What the task requires:
Count lines, not occurrences: give the number of lines holding the word "项目指南", and nothing besides.

..........

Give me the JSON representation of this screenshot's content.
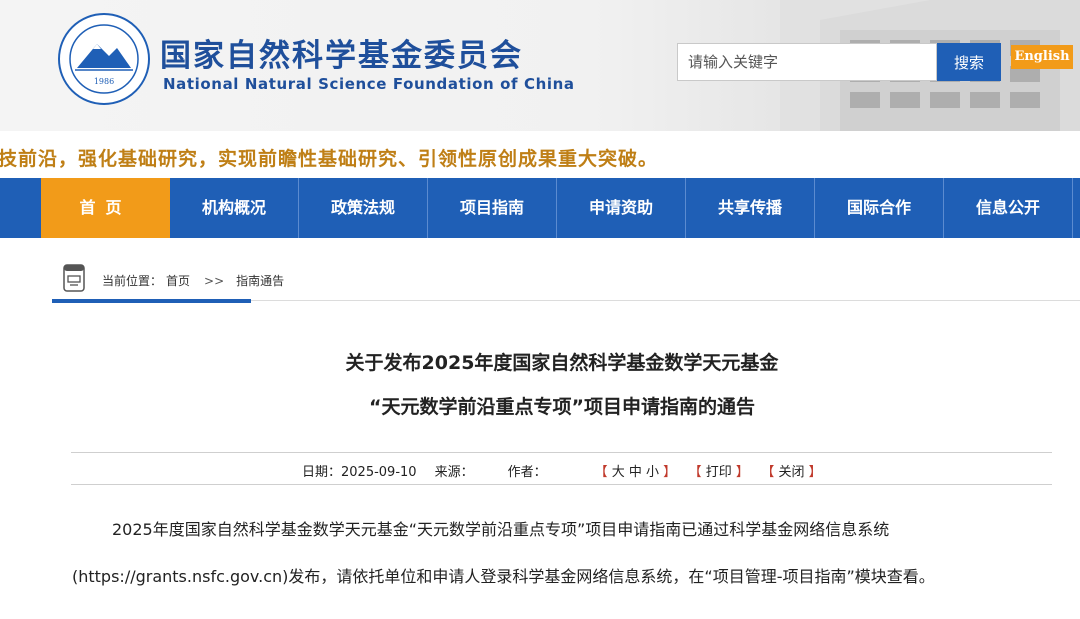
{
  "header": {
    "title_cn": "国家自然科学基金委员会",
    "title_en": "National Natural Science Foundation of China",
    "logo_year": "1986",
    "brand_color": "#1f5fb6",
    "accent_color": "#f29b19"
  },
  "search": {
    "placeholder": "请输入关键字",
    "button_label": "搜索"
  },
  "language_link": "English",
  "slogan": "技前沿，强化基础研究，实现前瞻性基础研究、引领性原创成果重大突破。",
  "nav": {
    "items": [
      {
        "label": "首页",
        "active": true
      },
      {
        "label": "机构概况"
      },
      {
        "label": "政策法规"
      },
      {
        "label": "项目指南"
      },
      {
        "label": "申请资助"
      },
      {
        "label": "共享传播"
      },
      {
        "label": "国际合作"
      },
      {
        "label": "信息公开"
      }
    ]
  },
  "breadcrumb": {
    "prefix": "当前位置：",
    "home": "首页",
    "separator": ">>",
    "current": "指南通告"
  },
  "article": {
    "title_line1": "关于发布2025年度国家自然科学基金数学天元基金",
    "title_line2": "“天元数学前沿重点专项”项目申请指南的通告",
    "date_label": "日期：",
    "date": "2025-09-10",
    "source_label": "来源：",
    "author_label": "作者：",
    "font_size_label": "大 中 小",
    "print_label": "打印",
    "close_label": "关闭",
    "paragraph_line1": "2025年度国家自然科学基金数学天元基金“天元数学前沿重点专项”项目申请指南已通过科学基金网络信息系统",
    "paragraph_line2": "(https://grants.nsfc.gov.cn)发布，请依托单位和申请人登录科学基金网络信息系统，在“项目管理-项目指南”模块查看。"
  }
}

..........

Task output:
2